◆ Data lines

—————

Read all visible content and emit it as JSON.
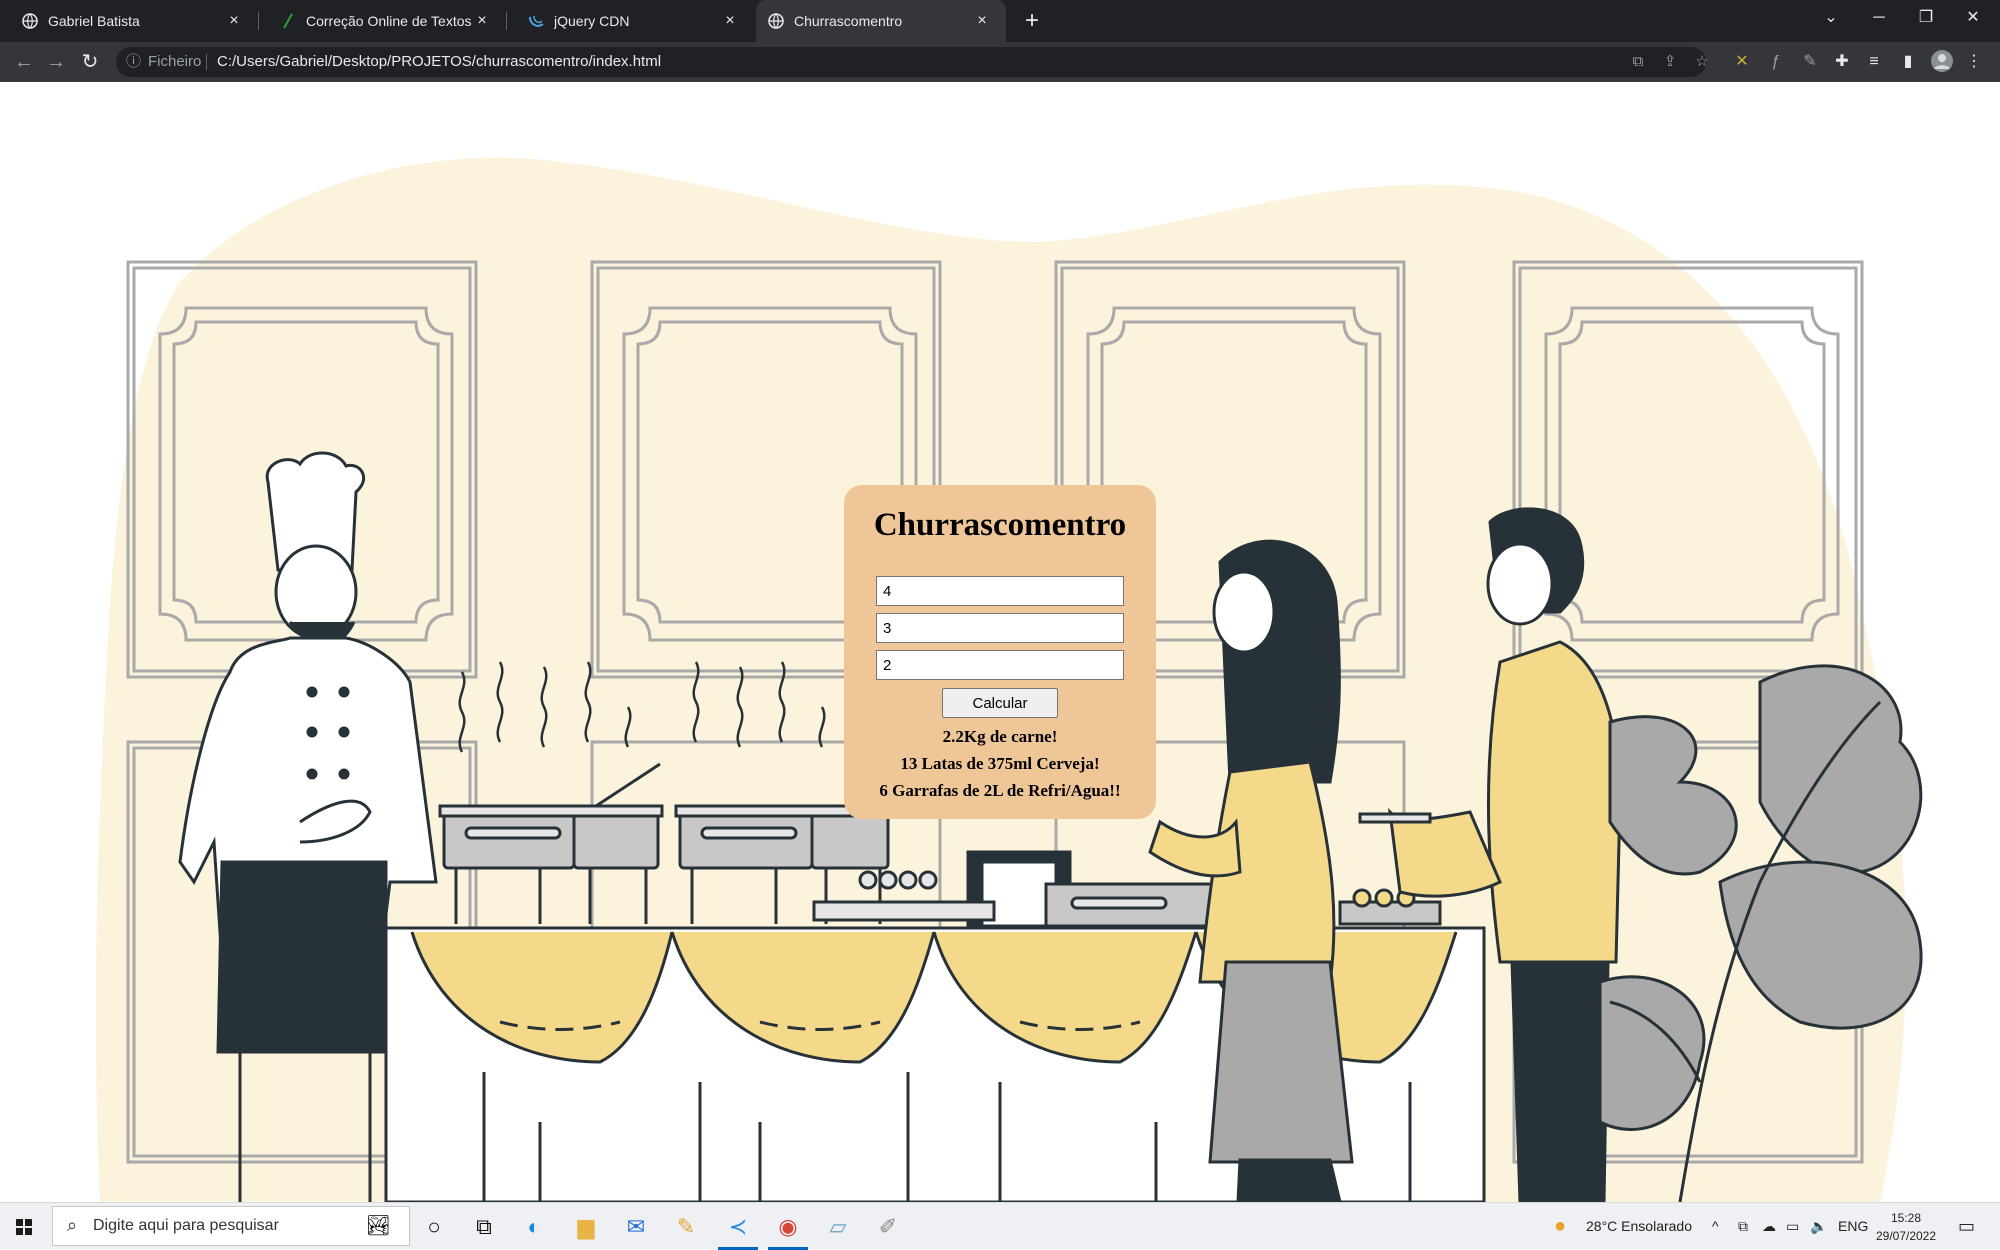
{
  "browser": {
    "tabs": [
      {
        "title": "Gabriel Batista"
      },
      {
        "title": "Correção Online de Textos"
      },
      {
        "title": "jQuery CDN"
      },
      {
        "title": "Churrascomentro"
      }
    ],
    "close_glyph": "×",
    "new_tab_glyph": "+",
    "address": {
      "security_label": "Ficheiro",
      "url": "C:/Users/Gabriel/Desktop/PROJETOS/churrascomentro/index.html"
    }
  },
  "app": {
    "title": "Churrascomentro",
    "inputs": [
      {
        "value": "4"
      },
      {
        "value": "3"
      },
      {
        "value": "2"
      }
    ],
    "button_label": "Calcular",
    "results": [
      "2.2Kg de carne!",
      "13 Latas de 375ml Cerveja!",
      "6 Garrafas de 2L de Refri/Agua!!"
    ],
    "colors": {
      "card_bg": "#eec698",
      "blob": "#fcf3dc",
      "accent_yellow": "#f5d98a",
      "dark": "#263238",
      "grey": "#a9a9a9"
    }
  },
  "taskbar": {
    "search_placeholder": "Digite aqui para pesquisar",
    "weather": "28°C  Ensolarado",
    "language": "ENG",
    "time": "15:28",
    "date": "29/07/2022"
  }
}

—————

◆ Request
Give every record back exactly as it reads, with no images.

◆ Task output
Read all visible content and emit it as JSON.
{
  "browser": {
    "tabs": [
      {
        "title": "Gabriel Batista"
      },
      {
        "title": "Correção Online de Textos"
      },
      {
        "title": "jQuery CDN"
      },
      {
        "title": "Churrascomentro"
      }
    ],
    "close_glyph": "×",
    "new_tab_glyph": "+",
    "address": {
      "security_label": "Ficheiro",
      "url": "C:/Users/Gabriel/Desktop/PROJETOS/churrascomentro/index.html"
    }
  },
  "app": {
    "title": "Churrascomentro",
    "inputs": [
      {
        "value": "4"
      },
      {
        "value": "3"
      },
      {
        "value": "2"
      }
    ],
    "button_label": "Calcular",
    "results": [
      "2.2Kg de carne!",
      "13 Latas de 375ml Cerveja!",
      "6 Garrafas de 2L de Refri/Agua!!"
    ],
    "colors": {
      "card_bg": "#eec698",
      "blob": "#fcf3dc",
      "accent_yellow": "#f5d98a",
      "dark": "#263238",
      "grey": "#a9a9a9"
    }
  },
  "taskbar": {
    "search_placeholder": "Digite aqui para pesquisar",
    "weather": "28°C  Ensolarado",
    "language": "ENG",
    "time": "15:28",
    "date": "29/07/2022"
  }
}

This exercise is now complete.